* _DOCUMENT EXTRACT_
Re: Zoroaster should be an old testament prophet and is part

Postby YC Christian » Thu Mar 21, 2019 3:38 pm

> The Jewish concept of Messiah predates the Israelite exile. David, Isaiah, and Micah, as well as others, all spoke of the Messiah before the exile in Babylon.

Despite pious tradition, David didn't write any of the biblical books, just as Moses didn't write the Torah. The difference between the two figures is that David was almost certainly historical, but this does not mean the narratives about David in the Bible are historical, just that there was a Judahite chieftain named David.

The books of Isaiah and Micah contain pre-exilic material, but they were completed after the exile.

* _THE TASKS_
[1] List every personal name that appears in the forum post, counting the title line but leaving out the poster's username.
[2] Set down the part of the forum post that opens with the words containing "Re: Zoroaster should" and closes with "after the exile.", copying it word for word.
Answer using only the forum post.

* _COLLECTED DATA_
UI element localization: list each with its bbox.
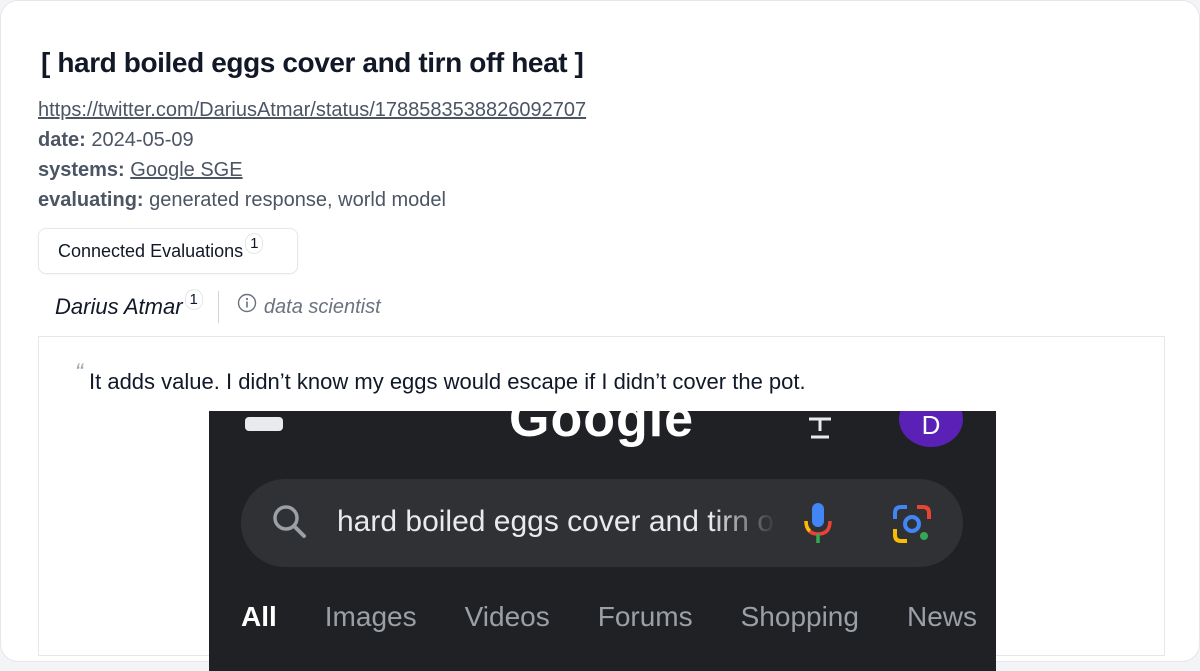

* _SOLUTION SET_
[1] Zoroaster, David, Isaiah, Micah, Moses

[2]
Re: Zoroaster should be an old testament prophet and is part

Postby YC Christian » Thu Mar 21, 2019 3:38 pm

> The Jewish concept of Messiah predates the Israelite exile. David, Isaiah, and Micah, as well as others, all spoke of the Messiah before the exile in Babylon.

Despite pious tradition, David didn't write any of the biblical books, just as Moses didn't write the Torah. The difference between the two figures is that David was almost certainly historical, but this does not mean the narratives about David in the Bible are historical, just that there was a Judahite chieftain named David.

The books of Isaiah and Micah contain pre-exilic material, but they were completed after the exile.